Extracted records:
● ● ● ● ● ● ●
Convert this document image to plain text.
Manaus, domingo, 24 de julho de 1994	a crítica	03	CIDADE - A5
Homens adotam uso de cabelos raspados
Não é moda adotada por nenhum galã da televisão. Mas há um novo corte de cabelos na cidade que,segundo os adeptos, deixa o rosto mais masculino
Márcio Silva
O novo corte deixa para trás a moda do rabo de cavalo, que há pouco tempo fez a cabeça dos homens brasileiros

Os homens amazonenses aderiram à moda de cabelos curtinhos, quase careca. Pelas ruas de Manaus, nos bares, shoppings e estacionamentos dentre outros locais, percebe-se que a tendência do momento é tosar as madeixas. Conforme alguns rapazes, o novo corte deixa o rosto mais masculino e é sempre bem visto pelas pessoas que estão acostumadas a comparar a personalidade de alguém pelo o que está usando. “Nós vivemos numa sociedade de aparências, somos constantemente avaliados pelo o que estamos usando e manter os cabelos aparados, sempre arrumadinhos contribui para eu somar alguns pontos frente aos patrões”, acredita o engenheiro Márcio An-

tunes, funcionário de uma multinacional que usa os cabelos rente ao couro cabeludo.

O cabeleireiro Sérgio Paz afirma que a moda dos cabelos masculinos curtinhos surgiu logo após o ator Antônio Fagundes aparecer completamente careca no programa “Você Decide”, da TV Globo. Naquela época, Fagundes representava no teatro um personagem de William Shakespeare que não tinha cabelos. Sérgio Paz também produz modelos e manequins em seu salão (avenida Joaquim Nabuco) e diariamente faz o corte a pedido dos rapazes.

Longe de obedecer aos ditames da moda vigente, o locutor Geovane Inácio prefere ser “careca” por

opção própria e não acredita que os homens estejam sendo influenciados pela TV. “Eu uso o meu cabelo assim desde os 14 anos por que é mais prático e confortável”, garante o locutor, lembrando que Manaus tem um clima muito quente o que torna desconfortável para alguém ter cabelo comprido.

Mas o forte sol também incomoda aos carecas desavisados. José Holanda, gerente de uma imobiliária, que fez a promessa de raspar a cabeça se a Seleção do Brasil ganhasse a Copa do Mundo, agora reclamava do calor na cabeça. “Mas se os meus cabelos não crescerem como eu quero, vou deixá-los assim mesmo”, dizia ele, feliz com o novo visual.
● ● ● ● ● ● ●
Copy in full each line that holds the word "Márcio".

## TASK RESULT
Márcio Silva
Os homens amazonenses aderiram à moda de cabelos curtinhos, quase careca. Pelas ruas de Manaus, nos bares, shoppings e estacionamentos dentre outros locais, percebe-se que a tendência do momento é tosar as madeixas. Conforme alguns rapazes, o novo corte deixa o rosto mais masculino e é sempre bem visto pelas pessoas que estão acostumadas a comparar a personalidade de alguém pelo o que está usando. “Nós vivemos numa sociedade de aparências, somos constantemente avaliados pelo o que estamos usando e manter os cabelos aparados, sempre arrumadinhos contribui para eu somar alguns pontos frente aos patrões”, acredita o engenheiro Márcio An-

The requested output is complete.